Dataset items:
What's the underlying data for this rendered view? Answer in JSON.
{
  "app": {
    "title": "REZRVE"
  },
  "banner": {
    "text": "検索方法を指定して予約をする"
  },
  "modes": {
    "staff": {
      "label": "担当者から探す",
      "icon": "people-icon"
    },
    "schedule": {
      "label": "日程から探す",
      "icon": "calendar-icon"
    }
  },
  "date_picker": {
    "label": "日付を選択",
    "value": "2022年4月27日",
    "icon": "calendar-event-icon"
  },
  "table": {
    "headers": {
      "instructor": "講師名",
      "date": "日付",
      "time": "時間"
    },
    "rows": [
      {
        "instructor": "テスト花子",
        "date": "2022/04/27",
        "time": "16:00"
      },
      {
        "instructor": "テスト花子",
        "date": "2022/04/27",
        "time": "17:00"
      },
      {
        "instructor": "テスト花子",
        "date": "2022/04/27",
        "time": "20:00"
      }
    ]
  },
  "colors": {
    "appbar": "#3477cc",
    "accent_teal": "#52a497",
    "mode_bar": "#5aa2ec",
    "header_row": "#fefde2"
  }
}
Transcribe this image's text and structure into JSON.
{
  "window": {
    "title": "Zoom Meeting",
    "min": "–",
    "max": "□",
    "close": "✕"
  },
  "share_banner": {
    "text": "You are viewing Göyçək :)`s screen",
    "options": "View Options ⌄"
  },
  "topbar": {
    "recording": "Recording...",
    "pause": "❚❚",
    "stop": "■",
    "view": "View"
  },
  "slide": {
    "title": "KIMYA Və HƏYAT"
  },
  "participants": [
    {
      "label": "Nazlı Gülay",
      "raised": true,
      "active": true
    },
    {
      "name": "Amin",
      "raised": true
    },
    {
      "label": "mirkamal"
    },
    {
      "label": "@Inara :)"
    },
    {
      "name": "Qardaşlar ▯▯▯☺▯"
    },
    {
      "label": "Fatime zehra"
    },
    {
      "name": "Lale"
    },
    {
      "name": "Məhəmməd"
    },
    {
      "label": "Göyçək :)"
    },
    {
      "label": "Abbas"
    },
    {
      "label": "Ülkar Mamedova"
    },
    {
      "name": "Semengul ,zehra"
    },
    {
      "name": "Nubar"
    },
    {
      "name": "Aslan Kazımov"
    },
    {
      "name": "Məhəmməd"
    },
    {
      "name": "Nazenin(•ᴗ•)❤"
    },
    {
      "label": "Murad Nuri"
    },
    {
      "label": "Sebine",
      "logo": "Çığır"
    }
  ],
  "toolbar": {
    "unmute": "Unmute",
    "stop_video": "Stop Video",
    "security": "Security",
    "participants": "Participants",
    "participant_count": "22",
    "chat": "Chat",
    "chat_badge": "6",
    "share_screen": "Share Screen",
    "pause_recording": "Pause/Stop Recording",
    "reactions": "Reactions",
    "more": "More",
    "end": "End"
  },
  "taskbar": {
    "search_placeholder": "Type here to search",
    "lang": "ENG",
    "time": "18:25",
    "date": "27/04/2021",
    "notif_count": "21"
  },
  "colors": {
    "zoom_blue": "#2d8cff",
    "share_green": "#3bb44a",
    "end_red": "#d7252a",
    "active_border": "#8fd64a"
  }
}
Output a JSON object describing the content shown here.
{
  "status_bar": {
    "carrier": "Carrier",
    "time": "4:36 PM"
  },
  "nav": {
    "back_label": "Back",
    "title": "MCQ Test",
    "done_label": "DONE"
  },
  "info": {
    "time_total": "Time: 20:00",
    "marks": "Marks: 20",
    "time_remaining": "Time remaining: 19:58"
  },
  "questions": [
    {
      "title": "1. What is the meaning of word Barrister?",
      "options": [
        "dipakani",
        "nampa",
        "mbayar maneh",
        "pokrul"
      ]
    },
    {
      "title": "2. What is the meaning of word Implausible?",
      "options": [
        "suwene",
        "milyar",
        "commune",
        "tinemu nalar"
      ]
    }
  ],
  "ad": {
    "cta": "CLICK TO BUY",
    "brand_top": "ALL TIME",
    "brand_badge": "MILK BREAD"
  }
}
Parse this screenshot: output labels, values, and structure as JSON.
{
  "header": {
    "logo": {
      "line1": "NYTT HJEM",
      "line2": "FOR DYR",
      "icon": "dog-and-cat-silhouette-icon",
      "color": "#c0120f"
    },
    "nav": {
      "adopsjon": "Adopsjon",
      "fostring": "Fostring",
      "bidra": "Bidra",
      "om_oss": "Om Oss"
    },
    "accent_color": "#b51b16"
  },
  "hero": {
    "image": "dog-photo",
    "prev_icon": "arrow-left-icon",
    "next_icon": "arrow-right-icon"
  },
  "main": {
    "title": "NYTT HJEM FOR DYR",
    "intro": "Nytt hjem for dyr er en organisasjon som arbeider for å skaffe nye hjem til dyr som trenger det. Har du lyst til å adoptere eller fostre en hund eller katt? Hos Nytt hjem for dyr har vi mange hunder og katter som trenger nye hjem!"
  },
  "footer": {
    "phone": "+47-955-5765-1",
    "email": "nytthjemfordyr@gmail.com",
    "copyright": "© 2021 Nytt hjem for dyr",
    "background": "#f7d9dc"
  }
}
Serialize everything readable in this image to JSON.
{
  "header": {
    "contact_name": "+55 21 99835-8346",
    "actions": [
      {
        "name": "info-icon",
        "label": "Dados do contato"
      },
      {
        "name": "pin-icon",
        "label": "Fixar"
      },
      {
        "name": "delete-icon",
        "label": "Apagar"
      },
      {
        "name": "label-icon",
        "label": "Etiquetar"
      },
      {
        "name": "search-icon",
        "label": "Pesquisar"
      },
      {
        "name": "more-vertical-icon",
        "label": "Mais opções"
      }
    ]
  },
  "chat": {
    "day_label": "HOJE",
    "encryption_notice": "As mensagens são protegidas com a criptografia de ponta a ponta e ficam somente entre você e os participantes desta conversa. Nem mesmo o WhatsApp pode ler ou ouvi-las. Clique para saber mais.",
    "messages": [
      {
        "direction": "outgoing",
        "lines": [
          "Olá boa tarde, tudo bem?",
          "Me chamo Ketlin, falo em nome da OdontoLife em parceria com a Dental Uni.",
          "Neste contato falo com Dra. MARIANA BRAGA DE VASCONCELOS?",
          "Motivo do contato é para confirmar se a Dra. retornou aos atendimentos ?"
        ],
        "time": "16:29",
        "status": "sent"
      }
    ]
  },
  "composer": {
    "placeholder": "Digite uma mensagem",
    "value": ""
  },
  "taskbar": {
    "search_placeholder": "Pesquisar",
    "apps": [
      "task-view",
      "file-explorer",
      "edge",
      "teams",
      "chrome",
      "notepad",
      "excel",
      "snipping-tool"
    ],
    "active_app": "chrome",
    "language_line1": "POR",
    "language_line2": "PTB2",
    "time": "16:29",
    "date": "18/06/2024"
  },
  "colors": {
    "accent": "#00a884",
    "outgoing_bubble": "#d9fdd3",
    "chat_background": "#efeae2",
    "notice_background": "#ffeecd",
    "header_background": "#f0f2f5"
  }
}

- _Instructions to follow_: Print back all the lines verbatim.

- _Task result_:
What's the underlying data for this rendered view? Answer in JSON.
{
  "app": {
    "title": "REZRVE"
  },
  "banner": {
    "text": "検索方法を指定して予約をする"
  },
  "modes": {
    "staff": {
      "label": "担当者から探す",
      "icon": "people-icon"
    },
    "schedule": {
      "label": "日程から探す",
      "icon": "calendar-icon"
    }
  },
  "date_picker": {
    "label": "日付を選択",
    "value": "2022年4月27日",
    "icon": "calendar-event-icon"
  },
  "table": {
    "headers": {
      "instructor": "講師名",
      "date": "日付",
      "time": "時間"
    },
    "rows": [
      {
        "instructor": "テスト花子",
        "date": "2022/04/27",
        "time": "16:00"
      },
      {
        "instructor": "テスト花子",
        "date": "2022/04/27",
        "time": "17:00"
      },
      {
        "instructor": "テスト花子",
        "date": "2022/04/27",
        "time": "20:00"
      }
    ]
  },
  "colors": {
    "appbar": "#3477cc",
    "accent_teal": "#52a497",
    "mode_bar": "#5aa2ec",
    "header_row": "#fefde2"
  }
}
Transcribe this image's text and structure into JSON.
{
  "window": {
    "title": "Zoom Meeting",
    "min": "–",
    "max": "□",
    "close": "✕"
  },
  "share_banner": {
    "text": "You are viewing Göyçək :)`s screen",
    "options": "View Options ⌄"
  },
  "topbar": {
    "recording": "Recording...",
    "pause": "❚❚",
    "stop": "■",
    "view": "View"
  },
  "slide": {
    "title": "KIMYA Və HƏYAT"
  },
  "participants": [
    {
      "label": "Nazlı Gülay",
      "raised": true,
      "active": true
    },
    {
      "name": "Amin",
      "raised": true
    },
    {
      "label": "mirkamal"
    },
    {
      "label": "@Inara :)"
    },
    {
      "name": "Qardaşlar ▯▯▯☺▯"
    },
    {
      "label": "Fatime zehra"
    },
    {
      "name": "Lale"
    },
    {
      "name": "Məhəmməd"
    },
    {
      "label": "Göyçək :)"
    },
    {
      "label": "Abbas"
    },
    {
      "label": "Ülkar Mamedova"
    },
    {
      "name": "Semengul ,zehra"
    },
    {
      "name": "Nubar"
    },
    {
      "name": "Aslan Kazımov"
    },
    {
      "name": "Məhəmməd"
    },
    {
      "name": "Nazenin(•ᴗ•)❤"
    },
    {
      "label": "Murad Nuri"
    },
    {
      "label": "Sebine",
      "logo": "Çığır"
    }
  ],
  "toolbar": {
    "unmute": "Unmute",
    "stop_video": "Stop Video",
    "security": "Security",
    "participants": "Participants",
    "participant_count": "22",
    "chat": "Chat",
    "chat_badge": "6",
    "share_screen": "Share Screen",
    "pause_recording": "Pause/Stop Recording",
    "reactions": "Reactions",
    "more": "More",
    "end": "End"
  },
  "taskbar": {
    "search_placeholder": "Type here to search",
    "lang": "ENG",
    "time": "18:25",
    "date": "27/04/2021",
    "notif_count": "21"
  },
  "colors": {
    "zoom_blue": "#2d8cff",
    "share_green": "#3bb44a",
    "end_red": "#d7252a",
    "active_border": "#8fd64a"
  }
}
Output a JSON object describing the content shown here.
{
  "status_bar": {
    "carrier": "Carrier",
    "time": "4:36 PM"
  },
  "nav": {
    "back_label": "Back",
    "title": "MCQ Test",
    "done_label": "DONE"
  },
  "info": {
    "time_total": "Time: 20:00",
    "marks": "Marks: 20",
    "time_remaining": "Time remaining: 19:58"
  },
  "questions": [
    {
      "title": "1. What is the meaning of word Barrister?",
      "options": [
        "dipakani",
        "nampa",
        "mbayar maneh",
        "pokrul"
      ]
    },
    {
      "title": "2. What is the meaning of word Implausible?",
      "options": [
        "suwene",
        "milyar",
        "commune",
        "tinemu nalar"
      ]
    }
  ],
  "ad": {
    "cta": "CLICK TO BUY",
    "brand_top": "ALL TIME",
    "brand_badge": "MILK BREAD"
  }
}
Parse this screenshot: output labels, values, and structure as JSON.
{
  "header": {
    "logo": {
      "line1": "NYTT HJEM",
      "line2": "FOR DYR",
      "icon": "dog-and-cat-silhouette-icon",
      "color": "#c0120f"
    },
    "nav": {
      "adopsjon": "Adopsjon",
      "fostring": "Fostring",
      "bidra": "Bidra",
      "om_oss": "Om Oss"
    },
    "accent_color": "#b51b16"
  },
  "hero": {
    "image": "dog-photo",
    "prev_icon": "arrow-left-icon",
    "next_icon": "arrow-right-icon"
  },
  "main": {
    "title": "NYTT HJEM FOR DYR",
    "intro": "Nytt hjem for dyr er en organisasjon som arbeider for å skaffe nye hjem til dyr som trenger det. Har du lyst til å adoptere eller fostre en hund eller katt? Hos Nytt hjem for dyr har vi mange hunder og katter som trenger nye hjem!"
  },
  "footer": {
    "phone": "+47-955-5765-1",
    "email": "nytthjemfordyr@gmail.com",
    "copyright": "© 2021 Nytt hjem for dyr",
    "background": "#f7d9dc"
  }
}
Serialize everything readable in this image to JSON.
{
  "header": {
    "contact_name": "+55 21 99835-8346",
    "actions": [
      {
        "name": "info-icon",
        "label": "Dados do contato"
      },
      {
        "name": "pin-icon",
        "label": "Fixar"
      },
      {
        "name": "delete-icon",
        "label": "Apagar"
      },
      {
        "name": "label-icon",
        "label": "Etiquetar"
      },
      {
        "name": "search-icon",
        "label": "Pesquisar"
      },
      {
        "name": "more-vertical-icon",
        "label": "Mais opções"
      }
    ]
  },
  "chat": {
    "day_label": "HOJE",
    "encryption_notice": "As mensagens são protegidas com a criptografia de ponta a ponta e ficam somente entre você e os participantes desta conversa. Nem mesmo o WhatsApp pode ler ou ouvi-las. Clique para saber mais.",
    "messages": [
      {
        "direction": "outgoing",
        "lines": [
          "Olá boa tarde, tudo bem?",
          "Me chamo Ketlin, falo em nome da OdontoLife em parceria com a Dental Uni.",
          "Neste contato falo com Dra. MARIANA BRAGA DE VASCONCELOS?",
          "Motivo do contato é para confirmar se a Dra. retornou aos atendimentos ?"
        ],
        "time": "16:29",
        "status": "sent"
      }
    ]
  },
  "composer": {
    "placeholder": "Digite uma mensagem",
    "value": ""
  },
  "taskbar": {
    "search_placeholder": "Pesquisar",
    "apps": [
      "task-view",
      "file-explorer",
      "edge",
      "teams",
      "chrome",
      "notepad",
      "excel",
      "snipping-tool"
    ],
    "active_app": "chrome",
    "language_line1": "POR",
    "language_line2": "PTB2",
    "time": "16:29",
    "date": "18/06/2024"
  },
  "colors": {
    "accent": "#00a884",
    "outgoing_bubble": "#d9fdd3",
    "chat_background": "#efeae2",
    "notice_background": "#ffeecd",
    "header_background": "#f0f2f5"
  }
}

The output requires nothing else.